SUPPLIED ENTRIES:
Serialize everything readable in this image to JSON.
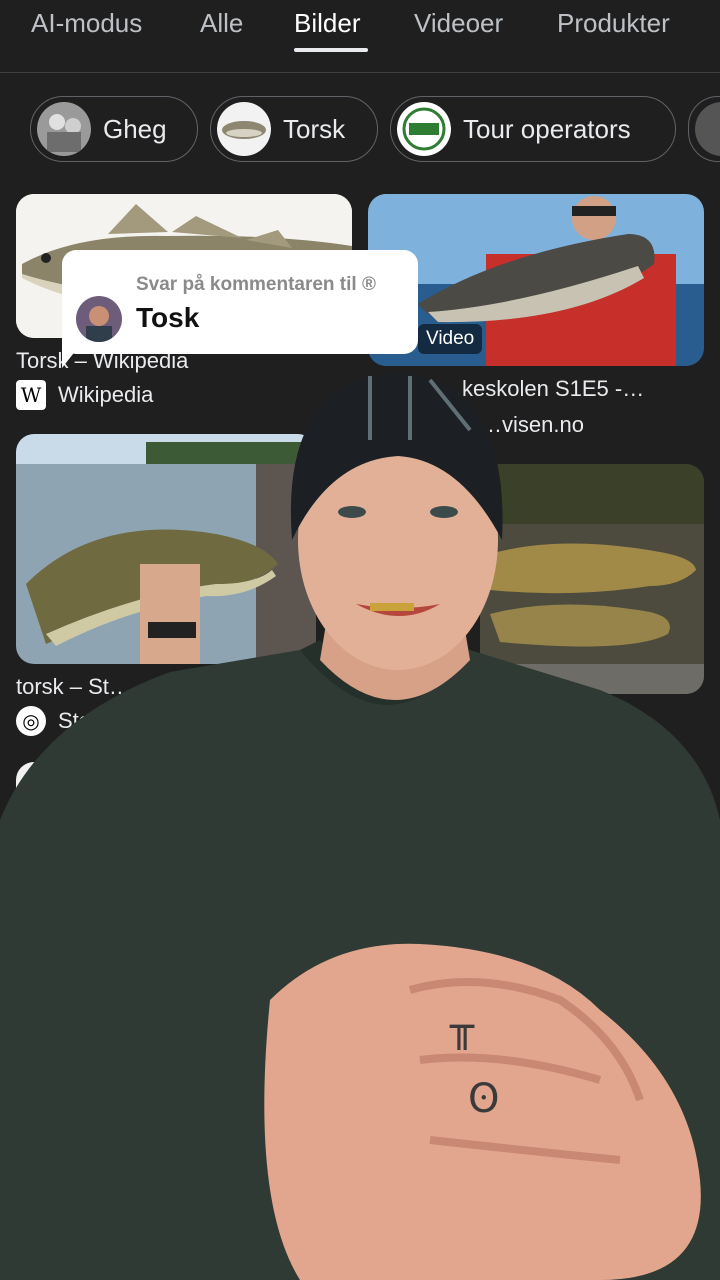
{
  "tabs": [
    {
      "label": "AI-modus"
    },
    {
      "label": "Alle"
    },
    {
      "label": "Bilder"
    },
    {
      "label": "Videoer"
    },
    {
      "label": "Produkter"
    }
  ],
  "active_tab": "Bilder",
  "chips": [
    {
      "label": "Gheg"
    },
    {
      "label": "Torsk"
    },
    {
      "label": "Tour operators"
    }
  ],
  "results": [
    {
      "title": "Torsk – Wikipedia",
      "source": "Wikipedia"
    },
    {
      "title": "…keskolen S1E5 -…",
      "source": "…visen.no",
      "badge": "Video"
    },
    {
      "title": "torsk – St…",
      "source": "Sto…"
    }
  ],
  "comment_bubble": {
    "subtitle": "Svar på kommentaren til ®",
    "text": "Tosk"
  },
  "colors": {
    "background": "#1f1f1f",
    "accent": "#e8eaed",
    "sweater": "#2e3a33",
    "beanie": "#1c2024"
  }
}
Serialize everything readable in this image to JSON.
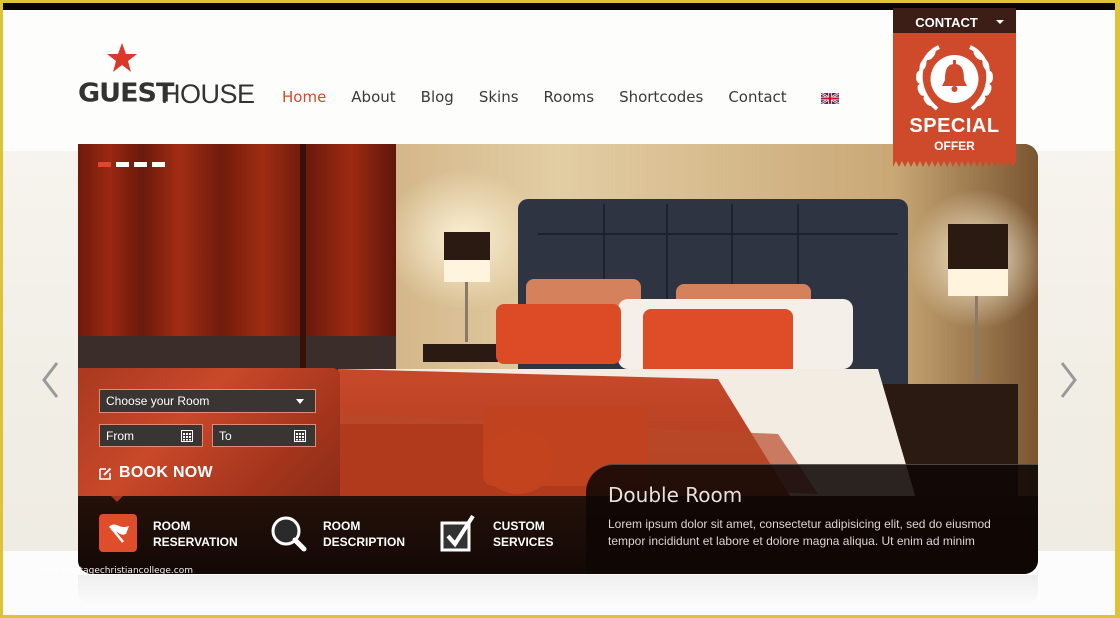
{
  "brand": {
    "name_bold": "GUEST",
    "name_light": "HOUSE",
    "accent": "#d5482a"
  },
  "nav": {
    "items": [
      {
        "label": "Home",
        "active": true
      },
      {
        "label": "About"
      },
      {
        "label": "Blog"
      },
      {
        "label": "Skins"
      },
      {
        "label": "Rooms"
      },
      {
        "label": "Shortcodes"
      },
      {
        "label": "Contact"
      }
    ],
    "language_icon": "uk-flag-icon"
  },
  "contact_tab": {
    "label": "CONTACT"
  },
  "special_offer": {
    "line1": "SPECIAL",
    "line2": "OFFER",
    "icon": "bell-icon"
  },
  "slider": {
    "slide_count": 4,
    "active_slide": 1,
    "caption": {
      "title": "Double Room",
      "text": "Lorem ipsum dolor sit amet, consectetur adipisicing elit, sed do eiusmod tempor incididunt et labore et dolore magna aliqua. Ut enim ad minim"
    }
  },
  "booking": {
    "room_select": {
      "value": "Choose your Room"
    },
    "from": {
      "placeholder": "From"
    },
    "to": {
      "placeholder": "To"
    },
    "button_label": "BOOK NOW"
  },
  "features": [
    {
      "line1": "ROOM",
      "line2": "RESERVATION",
      "icon": "flag-icon"
    },
    {
      "line1": "ROOM",
      "line2": "DESCRIPTION",
      "icon": "magnifier-icon"
    },
    {
      "line1": "CUSTOM",
      "line2": "SERVICES",
      "icon": "checkbox-icon"
    }
  ],
  "watermark": "www.heritagechristiancollege.com"
}
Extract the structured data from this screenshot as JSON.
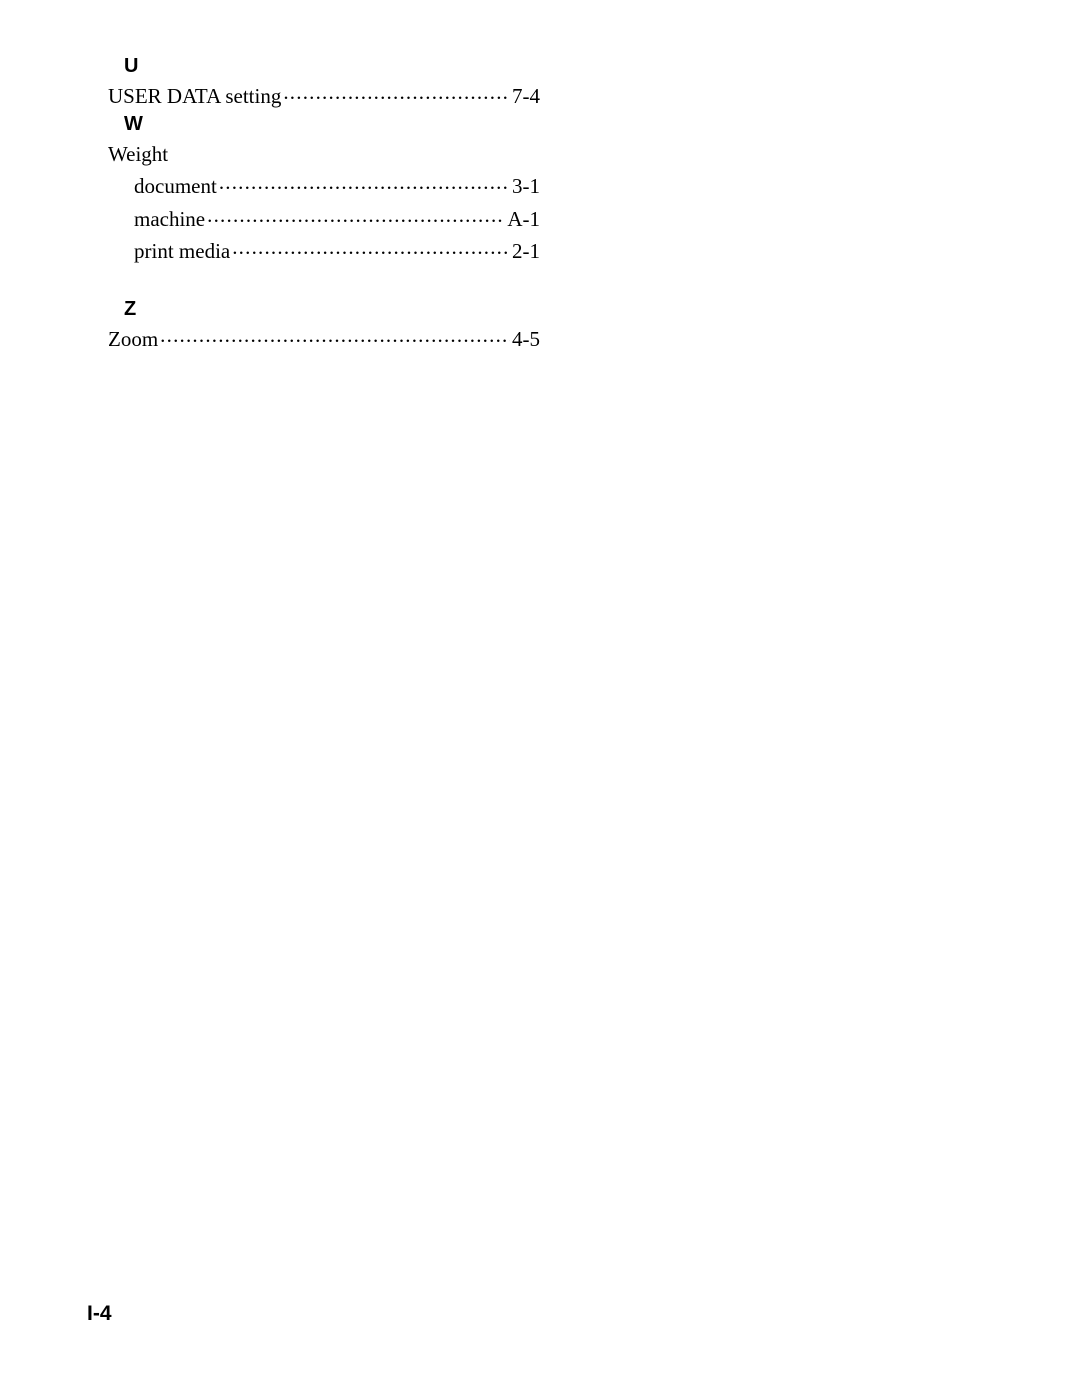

TASK TO CARRY OUT: Retype all of the entries exactly as written, leaving out any images.

SOLUTION TO THIS EXERCISE:
Serialize everything readable in this image to JSON.
{
  "tabs": [
    {
      "label": "AI-modus"
    },
    {
      "label": "Alle"
    },
    {
      "label": "Bilder"
    },
    {
      "label": "Videoer"
    },
    {
      "label": "Produkter"
    }
  ],
  "active_tab": "Bilder",
  "chips": [
    {
      "label": "Gheg"
    },
    {
      "label": "Torsk"
    },
    {
      "label": "Tour operators"
    }
  ],
  "results": [
    {
      "title": "Torsk – Wikipedia",
      "source": "Wikipedia"
    },
    {
      "title": "…keskolen S1E5 -…",
      "source": "…visen.no",
      "badge": "Video"
    },
    {
      "title": "torsk – St…",
      "source": "Sto…"
    }
  ],
  "comment_bubble": {
    "subtitle": "Svar på kommentaren til ®",
    "text": "Tosk"
  },
  "colors": {
    "background": "#1f1f1f",
    "accent": "#e8eaed",
    "sweater": "#2e3a33",
    "beanie": "#1c2024"
  }
}
Serialize everything readable in this image to JSON.
{
  "brand": {
    "name_bold": "GUEST",
    "name_light": "HOUSE",
    "accent": "#d5482a"
  },
  "nav": {
    "items": [
      {
        "label": "Home",
        "active": true
      },
      {
        "label": "About"
      },
      {
        "label": "Blog"
      },
      {
        "label": "Skins"
      },
      {
        "label": "Rooms"
      },
      {
        "label": "Shortcodes"
      },
      {
        "label": "Contact"
      }
    ],
    "language_icon": "uk-flag-icon"
  },
  "contact_tab": {
    "label": "CONTACT"
  },
  "special_offer": {
    "line1": "SPECIAL",
    "line2": "OFFER",
    "icon": "bell-icon"
  },
  "slider": {
    "slide_count": 4,
    "active_slide": 1,
    "caption": {
      "title": "Double Room",
      "text": "Lorem ipsum dolor sit amet, consectetur adipisicing elit, sed do eiusmod tempor incididunt et labore et dolore magna aliqua. Ut enim ad minim"
    }
  },
  "booking": {
    "room_select": {
      "value": "Choose your Room"
    },
    "from": {
      "placeholder": "From"
    },
    "to": {
      "placeholder": "To"
    },
    "button_label": "BOOK NOW"
  },
  "features": [
    {
      "line1": "ROOM",
      "line2": "RESERVATION",
      "icon": "flag-icon"
    },
    {
      "line1": "ROOM",
      "line2": "DESCRIPTION",
      "icon": "magnifier-icon"
    },
    {
      "line1": "CUSTOM",
      "line2": "SERVICES",
      "icon": "checkbox-icon"
    }
  ],
  "watermark": "www.heritagechristiancollege.com"
}
Extract the structured data from this screenshot as JSON.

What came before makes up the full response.